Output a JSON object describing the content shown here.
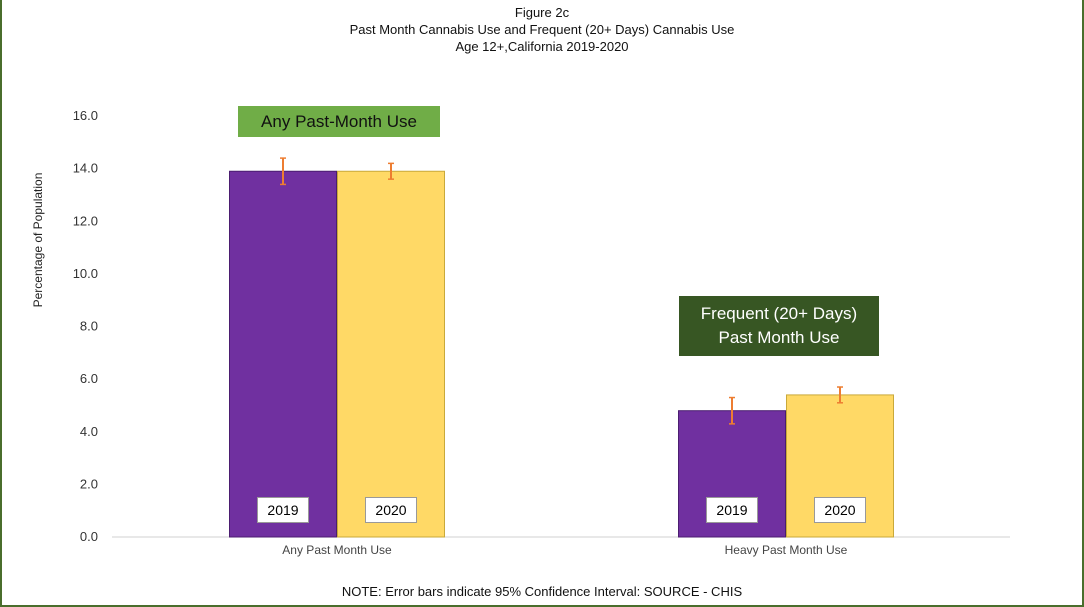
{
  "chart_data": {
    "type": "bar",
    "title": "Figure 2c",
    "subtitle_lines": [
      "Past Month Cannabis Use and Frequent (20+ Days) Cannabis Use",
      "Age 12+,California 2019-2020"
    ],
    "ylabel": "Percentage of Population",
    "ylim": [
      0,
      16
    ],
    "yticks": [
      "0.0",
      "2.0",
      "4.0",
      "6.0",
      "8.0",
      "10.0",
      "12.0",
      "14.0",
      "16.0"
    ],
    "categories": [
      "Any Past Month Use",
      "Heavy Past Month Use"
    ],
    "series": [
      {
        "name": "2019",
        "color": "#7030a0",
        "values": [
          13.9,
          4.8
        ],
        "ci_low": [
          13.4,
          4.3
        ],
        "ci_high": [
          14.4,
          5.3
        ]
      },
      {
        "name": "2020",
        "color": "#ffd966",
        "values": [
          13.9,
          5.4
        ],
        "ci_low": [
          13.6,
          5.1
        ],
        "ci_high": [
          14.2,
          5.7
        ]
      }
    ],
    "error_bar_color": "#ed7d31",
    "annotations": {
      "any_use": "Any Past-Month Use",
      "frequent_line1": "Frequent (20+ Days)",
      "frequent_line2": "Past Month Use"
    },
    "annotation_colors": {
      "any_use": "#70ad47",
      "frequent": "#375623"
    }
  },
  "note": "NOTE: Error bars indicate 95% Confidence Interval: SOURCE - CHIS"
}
==
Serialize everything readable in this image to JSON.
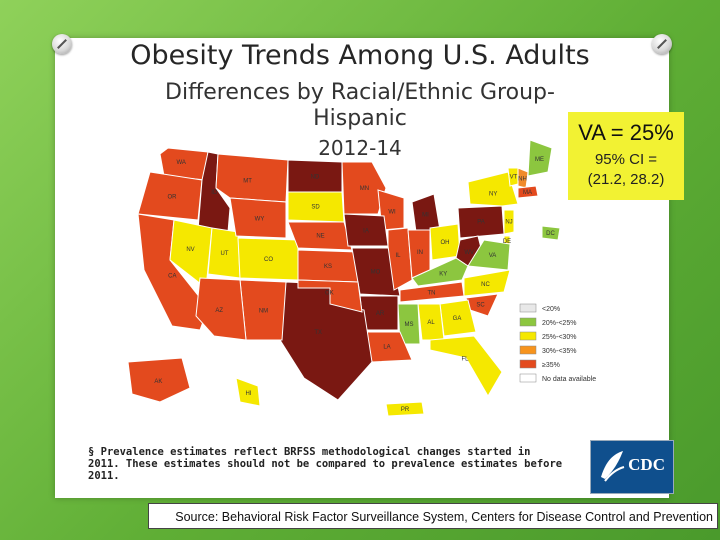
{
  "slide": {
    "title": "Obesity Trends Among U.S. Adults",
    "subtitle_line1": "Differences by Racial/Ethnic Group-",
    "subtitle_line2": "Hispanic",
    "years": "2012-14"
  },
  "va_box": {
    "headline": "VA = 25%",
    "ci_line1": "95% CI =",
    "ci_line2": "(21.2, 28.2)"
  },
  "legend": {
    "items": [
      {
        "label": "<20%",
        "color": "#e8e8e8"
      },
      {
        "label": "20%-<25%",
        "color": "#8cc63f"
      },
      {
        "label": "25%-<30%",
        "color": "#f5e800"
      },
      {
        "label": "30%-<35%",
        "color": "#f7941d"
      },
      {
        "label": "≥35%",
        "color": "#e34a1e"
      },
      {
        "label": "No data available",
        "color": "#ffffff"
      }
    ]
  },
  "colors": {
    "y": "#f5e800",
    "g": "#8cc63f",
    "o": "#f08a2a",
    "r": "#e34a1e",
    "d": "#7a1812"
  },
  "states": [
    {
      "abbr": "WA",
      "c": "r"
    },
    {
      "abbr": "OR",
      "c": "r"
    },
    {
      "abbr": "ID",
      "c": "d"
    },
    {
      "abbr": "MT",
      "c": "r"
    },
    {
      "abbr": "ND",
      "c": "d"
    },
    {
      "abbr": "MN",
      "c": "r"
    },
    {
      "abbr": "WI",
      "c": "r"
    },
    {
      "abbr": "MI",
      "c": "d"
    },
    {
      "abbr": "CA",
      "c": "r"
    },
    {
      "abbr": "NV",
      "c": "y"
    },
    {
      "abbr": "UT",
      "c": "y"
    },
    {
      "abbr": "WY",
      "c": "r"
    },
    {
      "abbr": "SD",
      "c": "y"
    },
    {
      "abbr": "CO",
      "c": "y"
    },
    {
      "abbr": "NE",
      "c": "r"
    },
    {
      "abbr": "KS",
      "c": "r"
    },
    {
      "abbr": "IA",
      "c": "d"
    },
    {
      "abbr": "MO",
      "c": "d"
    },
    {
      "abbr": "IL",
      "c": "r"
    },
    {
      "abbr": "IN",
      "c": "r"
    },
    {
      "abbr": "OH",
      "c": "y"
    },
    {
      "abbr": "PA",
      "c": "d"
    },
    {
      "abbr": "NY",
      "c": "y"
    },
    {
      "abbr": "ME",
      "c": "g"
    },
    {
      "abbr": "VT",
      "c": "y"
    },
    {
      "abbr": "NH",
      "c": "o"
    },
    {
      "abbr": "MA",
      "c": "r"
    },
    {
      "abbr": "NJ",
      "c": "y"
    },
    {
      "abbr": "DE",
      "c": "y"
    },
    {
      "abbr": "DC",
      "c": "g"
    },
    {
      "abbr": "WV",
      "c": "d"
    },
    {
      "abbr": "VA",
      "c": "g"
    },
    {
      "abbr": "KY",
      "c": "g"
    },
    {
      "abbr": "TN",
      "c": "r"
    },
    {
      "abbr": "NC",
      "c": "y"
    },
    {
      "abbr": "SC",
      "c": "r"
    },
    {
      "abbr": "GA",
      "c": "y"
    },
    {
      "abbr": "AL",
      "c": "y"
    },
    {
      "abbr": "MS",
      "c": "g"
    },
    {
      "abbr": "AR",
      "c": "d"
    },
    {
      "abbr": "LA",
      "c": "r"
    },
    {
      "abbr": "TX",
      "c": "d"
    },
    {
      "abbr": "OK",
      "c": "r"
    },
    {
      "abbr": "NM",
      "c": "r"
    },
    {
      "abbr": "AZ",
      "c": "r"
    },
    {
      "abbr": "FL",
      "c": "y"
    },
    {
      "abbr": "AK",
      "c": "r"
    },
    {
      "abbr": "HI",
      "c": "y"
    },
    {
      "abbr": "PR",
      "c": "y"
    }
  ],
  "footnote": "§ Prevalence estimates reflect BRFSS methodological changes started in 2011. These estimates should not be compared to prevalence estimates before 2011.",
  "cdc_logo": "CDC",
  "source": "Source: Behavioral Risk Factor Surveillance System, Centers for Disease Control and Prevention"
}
--
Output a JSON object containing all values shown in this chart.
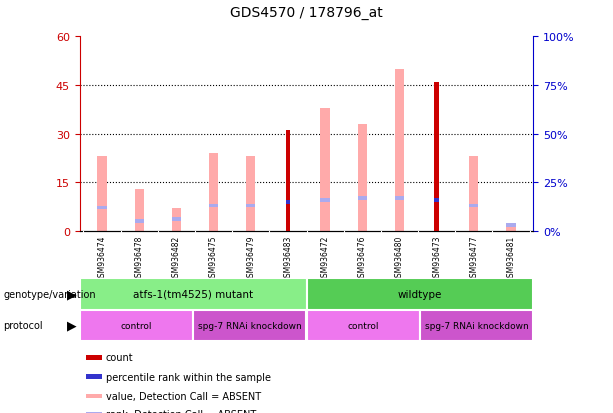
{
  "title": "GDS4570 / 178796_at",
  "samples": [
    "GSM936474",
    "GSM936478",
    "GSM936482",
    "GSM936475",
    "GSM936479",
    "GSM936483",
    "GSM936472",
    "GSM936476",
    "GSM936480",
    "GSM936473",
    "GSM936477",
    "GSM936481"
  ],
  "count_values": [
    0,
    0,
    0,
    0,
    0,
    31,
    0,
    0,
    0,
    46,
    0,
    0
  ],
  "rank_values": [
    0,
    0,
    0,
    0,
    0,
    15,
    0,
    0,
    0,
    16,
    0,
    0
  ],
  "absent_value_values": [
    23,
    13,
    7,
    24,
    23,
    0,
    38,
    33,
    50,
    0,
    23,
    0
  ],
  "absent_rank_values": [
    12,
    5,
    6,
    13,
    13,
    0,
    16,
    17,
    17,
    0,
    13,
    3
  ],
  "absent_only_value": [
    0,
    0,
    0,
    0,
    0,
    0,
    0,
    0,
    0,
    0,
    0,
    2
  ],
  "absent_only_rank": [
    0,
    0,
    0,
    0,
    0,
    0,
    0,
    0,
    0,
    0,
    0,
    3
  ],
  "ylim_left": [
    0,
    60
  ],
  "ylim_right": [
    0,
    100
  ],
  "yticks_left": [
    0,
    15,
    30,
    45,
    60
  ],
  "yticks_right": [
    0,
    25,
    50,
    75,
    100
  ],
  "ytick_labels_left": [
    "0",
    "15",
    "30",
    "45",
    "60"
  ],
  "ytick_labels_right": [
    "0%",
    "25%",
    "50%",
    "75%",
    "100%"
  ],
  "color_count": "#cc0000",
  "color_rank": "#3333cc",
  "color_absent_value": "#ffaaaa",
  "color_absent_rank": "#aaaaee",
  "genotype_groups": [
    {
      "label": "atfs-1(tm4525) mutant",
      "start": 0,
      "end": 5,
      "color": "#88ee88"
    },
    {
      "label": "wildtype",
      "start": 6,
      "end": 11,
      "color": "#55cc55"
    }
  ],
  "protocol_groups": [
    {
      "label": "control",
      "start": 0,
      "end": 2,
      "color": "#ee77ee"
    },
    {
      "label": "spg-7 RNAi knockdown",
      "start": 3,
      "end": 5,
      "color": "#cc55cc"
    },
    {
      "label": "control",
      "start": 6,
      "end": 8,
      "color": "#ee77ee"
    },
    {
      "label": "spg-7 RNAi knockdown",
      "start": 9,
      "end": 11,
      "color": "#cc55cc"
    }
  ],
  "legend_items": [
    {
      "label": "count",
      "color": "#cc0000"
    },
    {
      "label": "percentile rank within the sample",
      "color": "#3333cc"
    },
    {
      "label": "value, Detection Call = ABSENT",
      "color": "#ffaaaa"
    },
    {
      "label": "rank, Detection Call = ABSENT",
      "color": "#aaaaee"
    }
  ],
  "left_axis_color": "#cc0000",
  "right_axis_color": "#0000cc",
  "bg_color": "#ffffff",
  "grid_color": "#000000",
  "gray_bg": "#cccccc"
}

> REQUEST:
Determine the number of lines where the string "aaaaee" occurs, and give that number only.

> FINAL RESULT:
2